WHAT THIS TASK INVOLVES | Write out every entry, unchanged. Skip any picture.

PROVIDED ENTRIES |

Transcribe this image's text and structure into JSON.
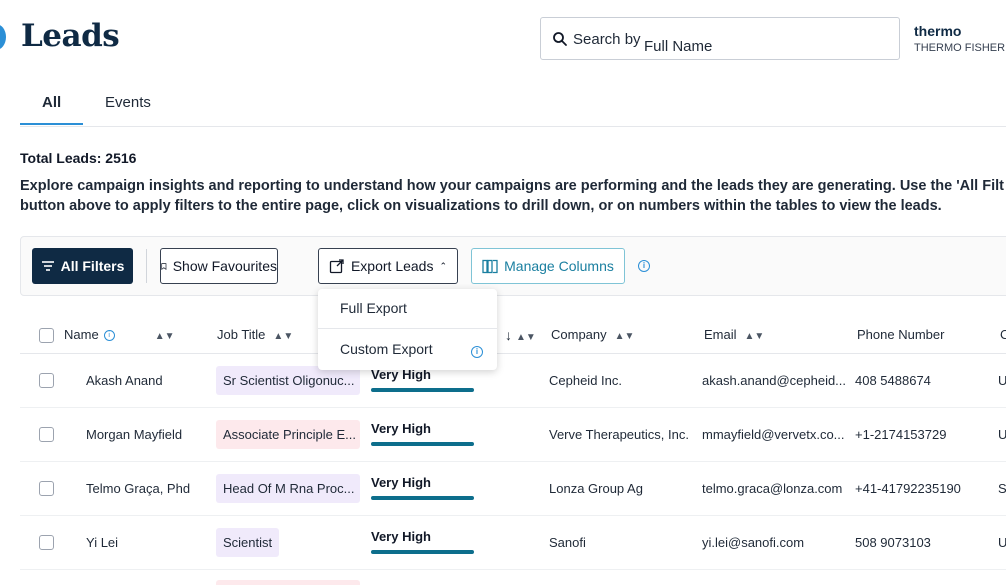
{
  "header": {
    "title": "Leads",
    "search": {
      "prefix": "Search by",
      "value": "Full Name"
    },
    "account": {
      "name": "thermo",
      "org": "THERMO FISHER S"
    }
  },
  "tabs": [
    {
      "label": "All"
    },
    {
      "label": "Events"
    }
  ],
  "summary": {
    "total": "Total Leads: 2516",
    "line1": "Explore campaign insights and reporting to understand how your campaigns are performing and the leads they are generating. Use the 'All Filt",
    "line2": "button above to apply filters to the entire page, click on visualizations to drill down, or on numbers within the tables to view the leads."
  },
  "toolbar": {
    "all_filters": "All Filters",
    "show_favourites": "Show Favourites",
    "export_leads": "Export Leads",
    "manage_columns": "Manage Columns"
  },
  "export_menu": [
    {
      "label": "Full Export"
    },
    {
      "label": "Custom Export"
    }
  ],
  "table": {
    "columns": {
      "name": "Name",
      "job_title": "Job Title",
      "company": "Company",
      "email": "Email",
      "phone": "Phone Number",
      "extra": "C"
    },
    "rows": [
      {
        "name": "Akash Anand",
        "job": "Sr Scientist Oligonuc...",
        "score": "Very High",
        "company": "Cepheid Inc.",
        "email": "akash.anand@cepheid...",
        "phone": "408 5488674",
        "extra": "U"
      },
      {
        "name": "Morgan Mayfield",
        "job": "Associate Principle E...",
        "score": "Very High",
        "company": "Verve Therapeutics, Inc.",
        "email": "mmayfield@vervetx.co...",
        "phone": "+1-2174153729",
        "extra": "U"
      },
      {
        "name": "Telmo Graça, Phd",
        "job": "Head Of M Rna Proc...",
        "score": "Very High",
        "company": "Lonza Group Ag",
        "email": "telmo.graca@lonza.com",
        "phone": "+41-41792235190",
        "extra": "S"
      },
      {
        "name": "Yi Lei",
        "job": "Scientist",
        "score": "Very High",
        "company": "Sanofi",
        "email": "yi.lei@sanofi.com",
        "phone": "508 9073103",
        "extra": "U"
      }
    ]
  }
}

TASK OUTPUT |
Transcribe this image's text and structure into JSON.
{
  "header": {
    "title": "Leads",
    "search": {
      "prefix": "Search by",
      "value": "Full Name"
    },
    "account": {
      "name": "thermo",
      "org": "THERMO FISHER S"
    }
  },
  "tabs": [
    {
      "label": "All"
    },
    {
      "label": "Events"
    }
  ],
  "summary": {
    "total": "Total Leads: 2516",
    "line1": "Explore campaign insights and reporting to understand how your campaigns are performing and the leads they are generating. Use the 'All Filt",
    "line2": "button above to apply filters to the entire page, click on visualizations to drill down, or on numbers within the tables to view the leads."
  },
  "toolbar": {
    "all_filters": "All Filters",
    "show_favourites": "Show Favourites",
    "export_leads": "Export Leads",
    "manage_columns": "Manage Columns"
  },
  "export_menu": [
    {
      "label": "Full Export"
    },
    {
      "label": "Custom Export"
    }
  ],
  "table": {
    "columns": {
      "name": "Name",
      "job_title": "Job Title",
      "company": "Company",
      "email": "Email",
      "phone": "Phone Number",
      "extra": "C"
    },
    "rows": [
      {
        "name": "Akash Anand",
        "job": "Sr Scientist Oligonuc...",
        "score": "Very High",
        "company": "Cepheid Inc.",
        "email": "akash.anand@cepheid...",
        "phone": "408 5488674",
        "extra": "U"
      },
      {
        "name": "Morgan Mayfield",
        "job": "Associate Principle E...",
        "score": "Very High",
        "company": "Verve Therapeutics, Inc.",
        "email": "mmayfield@vervetx.co...",
        "phone": "+1-2174153729",
        "extra": "U"
      },
      {
        "name": "Telmo Graça, Phd",
        "job": "Head Of M Rna Proc...",
        "score": "Very High",
        "company": "Lonza Group Ag",
        "email": "telmo.graca@lonza.com",
        "phone": "+41-41792235190",
        "extra": "S"
      },
      {
        "name": "Yi Lei",
        "job": "Scientist",
        "score": "Very High",
        "company": "Sanofi",
        "email": "yi.lei@sanofi.com",
        "phone": "508 9073103",
        "extra": "U"
      }
    ]
  }
}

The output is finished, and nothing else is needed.